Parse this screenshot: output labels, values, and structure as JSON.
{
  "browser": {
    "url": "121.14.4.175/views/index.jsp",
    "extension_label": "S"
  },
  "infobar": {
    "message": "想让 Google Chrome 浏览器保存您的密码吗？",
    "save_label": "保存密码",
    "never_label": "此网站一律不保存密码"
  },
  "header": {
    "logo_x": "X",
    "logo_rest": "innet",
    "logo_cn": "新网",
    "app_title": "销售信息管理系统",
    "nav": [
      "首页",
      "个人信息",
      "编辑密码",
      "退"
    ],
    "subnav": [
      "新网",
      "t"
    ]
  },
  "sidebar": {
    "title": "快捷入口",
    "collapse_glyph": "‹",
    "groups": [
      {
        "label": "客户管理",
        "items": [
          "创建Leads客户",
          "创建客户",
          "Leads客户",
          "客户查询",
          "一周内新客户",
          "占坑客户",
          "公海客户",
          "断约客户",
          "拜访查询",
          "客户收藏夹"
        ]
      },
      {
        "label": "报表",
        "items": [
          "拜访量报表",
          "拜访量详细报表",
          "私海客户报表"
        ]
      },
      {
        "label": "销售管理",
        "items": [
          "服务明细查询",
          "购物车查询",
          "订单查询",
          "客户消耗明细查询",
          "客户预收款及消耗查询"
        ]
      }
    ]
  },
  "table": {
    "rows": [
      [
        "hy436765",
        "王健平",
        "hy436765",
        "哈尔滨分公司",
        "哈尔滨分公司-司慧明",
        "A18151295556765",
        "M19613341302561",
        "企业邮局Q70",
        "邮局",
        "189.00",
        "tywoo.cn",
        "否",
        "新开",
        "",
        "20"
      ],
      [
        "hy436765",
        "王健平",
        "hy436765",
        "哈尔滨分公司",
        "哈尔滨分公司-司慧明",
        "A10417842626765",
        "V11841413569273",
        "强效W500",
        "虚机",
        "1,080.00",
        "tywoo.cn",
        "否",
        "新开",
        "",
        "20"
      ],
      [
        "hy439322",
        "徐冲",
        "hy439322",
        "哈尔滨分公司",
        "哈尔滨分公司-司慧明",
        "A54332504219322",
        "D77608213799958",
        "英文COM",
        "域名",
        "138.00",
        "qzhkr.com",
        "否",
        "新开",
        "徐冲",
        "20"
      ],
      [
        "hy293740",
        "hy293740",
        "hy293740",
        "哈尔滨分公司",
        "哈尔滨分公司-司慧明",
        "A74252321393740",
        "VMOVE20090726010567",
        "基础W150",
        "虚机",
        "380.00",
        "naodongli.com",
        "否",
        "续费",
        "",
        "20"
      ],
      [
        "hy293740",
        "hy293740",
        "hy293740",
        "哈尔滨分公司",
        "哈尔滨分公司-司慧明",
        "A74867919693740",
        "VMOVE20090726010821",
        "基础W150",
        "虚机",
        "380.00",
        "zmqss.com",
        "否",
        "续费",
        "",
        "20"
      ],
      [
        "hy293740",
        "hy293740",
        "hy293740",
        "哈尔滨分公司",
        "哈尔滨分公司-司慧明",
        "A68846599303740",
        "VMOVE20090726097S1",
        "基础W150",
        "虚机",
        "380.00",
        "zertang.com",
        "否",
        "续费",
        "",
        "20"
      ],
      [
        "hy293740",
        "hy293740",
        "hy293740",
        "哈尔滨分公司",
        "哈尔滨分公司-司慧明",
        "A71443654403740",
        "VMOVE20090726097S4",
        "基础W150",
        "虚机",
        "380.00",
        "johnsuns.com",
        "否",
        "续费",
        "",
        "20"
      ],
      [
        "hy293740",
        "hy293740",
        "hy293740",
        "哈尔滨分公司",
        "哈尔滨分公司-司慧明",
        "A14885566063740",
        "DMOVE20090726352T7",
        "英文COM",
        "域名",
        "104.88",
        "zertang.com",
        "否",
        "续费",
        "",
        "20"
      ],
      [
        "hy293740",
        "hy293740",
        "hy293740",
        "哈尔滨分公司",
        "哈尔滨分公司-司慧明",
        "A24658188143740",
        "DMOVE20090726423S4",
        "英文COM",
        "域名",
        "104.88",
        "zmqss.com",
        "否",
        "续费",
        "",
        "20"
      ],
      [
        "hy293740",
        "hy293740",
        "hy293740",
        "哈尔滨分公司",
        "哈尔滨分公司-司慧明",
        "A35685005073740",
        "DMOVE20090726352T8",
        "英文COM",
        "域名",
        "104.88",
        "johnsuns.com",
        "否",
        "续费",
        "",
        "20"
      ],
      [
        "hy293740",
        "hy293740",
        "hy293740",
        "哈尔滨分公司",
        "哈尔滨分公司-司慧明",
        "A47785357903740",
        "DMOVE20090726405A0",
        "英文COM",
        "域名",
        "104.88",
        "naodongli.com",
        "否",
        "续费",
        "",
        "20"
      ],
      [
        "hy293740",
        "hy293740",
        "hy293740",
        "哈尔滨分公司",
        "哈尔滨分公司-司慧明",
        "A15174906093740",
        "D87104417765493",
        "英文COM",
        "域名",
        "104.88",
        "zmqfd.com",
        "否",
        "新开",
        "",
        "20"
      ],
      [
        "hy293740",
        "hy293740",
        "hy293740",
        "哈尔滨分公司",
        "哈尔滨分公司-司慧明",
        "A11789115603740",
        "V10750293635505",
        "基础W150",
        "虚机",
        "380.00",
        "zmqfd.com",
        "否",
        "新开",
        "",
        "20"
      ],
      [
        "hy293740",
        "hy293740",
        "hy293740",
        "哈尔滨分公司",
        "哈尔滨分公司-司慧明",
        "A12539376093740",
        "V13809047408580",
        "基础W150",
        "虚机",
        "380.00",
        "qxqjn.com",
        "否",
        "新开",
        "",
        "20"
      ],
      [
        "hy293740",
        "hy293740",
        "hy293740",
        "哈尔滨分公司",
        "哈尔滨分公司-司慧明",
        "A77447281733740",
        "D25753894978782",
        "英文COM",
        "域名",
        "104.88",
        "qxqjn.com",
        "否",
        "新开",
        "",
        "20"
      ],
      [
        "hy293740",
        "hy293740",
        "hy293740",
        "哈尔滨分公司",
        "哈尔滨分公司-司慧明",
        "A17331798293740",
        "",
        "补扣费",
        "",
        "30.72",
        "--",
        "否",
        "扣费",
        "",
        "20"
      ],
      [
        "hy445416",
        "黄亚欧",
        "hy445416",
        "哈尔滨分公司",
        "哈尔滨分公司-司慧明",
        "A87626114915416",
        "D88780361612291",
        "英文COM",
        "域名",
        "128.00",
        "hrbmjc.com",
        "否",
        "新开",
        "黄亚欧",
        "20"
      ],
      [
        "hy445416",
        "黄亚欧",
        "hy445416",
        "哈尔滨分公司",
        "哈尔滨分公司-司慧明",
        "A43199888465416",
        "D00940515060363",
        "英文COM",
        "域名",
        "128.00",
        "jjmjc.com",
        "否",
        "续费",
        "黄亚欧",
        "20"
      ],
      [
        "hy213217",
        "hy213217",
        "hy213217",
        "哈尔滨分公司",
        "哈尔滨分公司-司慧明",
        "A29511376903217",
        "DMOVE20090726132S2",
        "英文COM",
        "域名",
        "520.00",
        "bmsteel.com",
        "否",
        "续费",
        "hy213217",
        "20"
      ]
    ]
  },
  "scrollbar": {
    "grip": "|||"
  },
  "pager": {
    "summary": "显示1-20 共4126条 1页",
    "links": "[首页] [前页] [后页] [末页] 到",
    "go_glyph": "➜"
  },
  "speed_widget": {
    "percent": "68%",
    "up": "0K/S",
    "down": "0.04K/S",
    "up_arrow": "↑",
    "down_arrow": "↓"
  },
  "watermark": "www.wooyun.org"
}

**Prompt**
Extract the full listing and reproduce each line exactly.

**Task answer**
Parse this screenshot: output labels, values, and structure as JSON.
{
  "browser": {
    "url": "121.14.4.175/views/index.jsp",
    "extension_label": "S"
  },
  "infobar": {
    "message": "想让 Google Chrome 浏览器保存您的密码吗？",
    "save_label": "保存密码",
    "never_label": "此网站一律不保存密码"
  },
  "header": {
    "logo_x": "X",
    "logo_rest": "innet",
    "logo_cn": "新网",
    "app_title": "销售信息管理系统",
    "nav": [
      "首页",
      "个人信息",
      "编辑密码",
      "退"
    ],
    "subnav": [
      "新网",
      "t"
    ]
  },
  "sidebar": {
    "title": "快捷入口",
    "collapse_glyph": "‹",
    "groups": [
      {
        "label": "客户管理",
        "items": [
          "创建Leads客户",
          "创建客户",
          "Leads客户",
          "客户查询",
          "一周内新客户",
          "占坑客户",
          "公海客户",
          "断约客户",
          "拜访查询",
          "客户收藏夹"
        ]
      },
      {
        "label": "报表",
        "items": [
          "拜访量报表",
          "拜访量详细报表",
          "私海客户报表"
        ]
      },
      {
        "label": "销售管理",
        "items": [
          "服务明细查询",
          "购物车查询",
          "订单查询",
          "客户消耗明细查询",
          "客户预收款及消耗查询"
        ]
      }
    ]
  },
  "table": {
    "rows": [
      [
        "hy436765",
        "王健平",
        "hy436765",
        "哈尔滨分公司",
        "哈尔滨分公司-司慧明",
        "A18151295556765",
        "M19613341302561",
        "企业邮局Q70",
        "邮局",
        "189.00",
        "tywoo.cn",
        "否",
        "新开",
        "",
        "20"
      ],
      [
        "hy436765",
        "王健平",
        "hy436765",
        "哈尔滨分公司",
        "哈尔滨分公司-司慧明",
        "A10417842626765",
        "V11841413569273",
        "强效W500",
        "虚机",
        "1,080.00",
        "tywoo.cn",
        "否",
        "新开",
        "",
        "20"
      ],
      [
        "hy439322",
        "徐冲",
        "hy439322",
        "哈尔滨分公司",
        "哈尔滨分公司-司慧明",
        "A54332504219322",
        "D77608213799958",
        "英文COM",
        "域名",
        "138.00",
        "qzhkr.com",
        "否",
        "新开",
        "徐冲",
        "20"
      ],
      [
        "hy293740",
        "hy293740",
        "hy293740",
        "哈尔滨分公司",
        "哈尔滨分公司-司慧明",
        "A74252321393740",
        "VMOVE20090726010567",
        "基础W150",
        "虚机",
        "380.00",
        "naodongli.com",
        "否",
        "续费",
        "",
        "20"
      ],
      [
        "hy293740",
        "hy293740",
        "hy293740",
        "哈尔滨分公司",
        "哈尔滨分公司-司慧明",
        "A74867919693740",
        "VMOVE20090726010821",
        "基础W150",
        "虚机",
        "380.00",
        "zmqss.com",
        "否",
        "续费",
        "",
        "20"
      ],
      [
        "hy293740",
        "hy293740",
        "hy293740",
        "哈尔滨分公司",
        "哈尔滨分公司-司慧明",
        "A68846599303740",
        "VMOVE20090726097S1",
        "基础W150",
        "虚机",
        "380.00",
        "zertang.com",
        "否",
        "续费",
        "",
        "20"
      ],
      [
        "hy293740",
        "hy293740",
        "hy293740",
        "哈尔滨分公司",
        "哈尔滨分公司-司慧明",
        "A71443654403740",
        "VMOVE20090726097S4",
        "基础W150",
        "虚机",
        "380.00",
        "johnsuns.com",
        "否",
        "续费",
        "",
        "20"
      ],
      [
        "hy293740",
        "hy293740",
        "hy293740",
        "哈尔滨分公司",
        "哈尔滨分公司-司慧明",
        "A14885566063740",
        "DMOVE20090726352T7",
        "英文COM",
        "域名",
        "104.88",
        "zertang.com",
        "否",
        "续费",
        "",
        "20"
      ],
      [
        "hy293740",
        "hy293740",
        "hy293740",
        "哈尔滨分公司",
        "哈尔滨分公司-司慧明",
        "A24658188143740",
        "DMOVE20090726423S4",
        "英文COM",
        "域名",
        "104.88",
        "zmqss.com",
        "否",
        "续费",
        "",
        "20"
      ],
      [
        "hy293740",
        "hy293740",
        "hy293740",
        "哈尔滨分公司",
        "哈尔滨分公司-司慧明",
        "A35685005073740",
        "DMOVE20090726352T8",
        "英文COM",
        "域名",
        "104.88",
        "johnsuns.com",
        "否",
        "续费",
        "",
        "20"
      ],
      [
        "hy293740",
        "hy293740",
        "hy293740",
        "哈尔滨分公司",
        "哈尔滨分公司-司慧明",
        "A47785357903740",
        "DMOVE20090726405A0",
        "英文COM",
        "域名",
        "104.88",
        "naodongli.com",
        "否",
        "续费",
        "",
        "20"
      ],
      [
        "hy293740",
        "hy293740",
        "hy293740",
        "哈尔滨分公司",
        "哈尔滨分公司-司慧明",
        "A15174906093740",
        "D87104417765493",
        "英文COM",
        "域名",
        "104.88",
        "zmqfd.com",
        "否",
        "新开",
        "",
        "20"
      ],
      [
        "hy293740",
        "hy293740",
        "hy293740",
        "哈尔滨分公司",
        "哈尔滨分公司-司慧明",
        "A11789115603740",
        "V10750293635505",
        "基础W150",
        "虚机",
        "380.00",
        "zmqfd.com",
        "否",
        "新开",
        "",
        "20"
      ],
      [
        "hy293740",
        "hy293740",
        "hy293740",
        "哈尔滨分公司",
        "哈尔滨分公司-司慧明",
        "A12539376093740",
        "V13809047408580",
        "基础W150",
        "虚机",
        "380.00",
        "qxqjn.com",
        "否",
        "新开",
        "",
        "20"
      ],
      [
        "hy293740",
        "hy293740",
        "hy293740",
        "哈尔滨分公司",
        "哈尔滨分公司-司慧明",
        "A77447281733740",
        "D25753894978782",
        "英文COM",
        "域名",
        "104.88",
        "qxqjn.com",
        "否",
        "新开",
        "",
        "20"
      ],
      [
        "hy293740",
        "hy293740",
        "hy293740",
        "哈尔滨分公司",
        "哈尔滨分公司-司慧明",
        "A17331798293740",
        "",
        "补扣费",
        "",
        "30.72",
        "--",
        "否",
        "扣费",
        "",
        "20"
      ],
      [
        "hy445416",
        "黄亚欧",
        "hy445416",
        "哈尔滨分公司",
        "哈尔滨分公司-司慧明",
        "A87626114915416",
        "D88780361612291",
        "英文COM",
        "域名",
        "128.00",
        "hrbmjc.com",
        "否",
        "新开",
        "黄亚欧",
        "20"
      ],
      [
        "hy445416",
        "黄亚欧",
        "hy445416",
        "哈尔滨分公司",
        "哈尔滨分公司-司慧明",
        "A43199888465416",
        "D00940515060363",
        "英文COM",
        "域名",
        "128.00",
        "jjmjc.com",
        "否",
        "续费",
        "黄亚欧",
        "20"
      ],
      [
        "hy213217",
        "hy213217",
        "hy213217",
        "哈尔滨分公司",
        "哈尔滨分公司-司慧明",
        "A29511376903217",
        "DMOVE20090726132S2",
        "英文COM",
        "域名",
        "520.00",
        "bmsteel.com",
        "否",
        "续费",
        "hy213217",
        "20"
      ]
    ]
  },
  "scrollbar": {
    "grip": "|||"
  },
  "pager": {
    "summary": "显示1-20 共4126条 1页",
    "links": "[首页] [前页] [后页] [末页] 到",
    "go_glyph": "➜"
  },
  "speed_widget": {
    "percent": "68%",
    "up": "0K/S",
    "down": "0.04K/S",
    "up_arrow": "↑",
    "down_arrow": "↓"
  },
  "watermark": "www.wooyun.org"
}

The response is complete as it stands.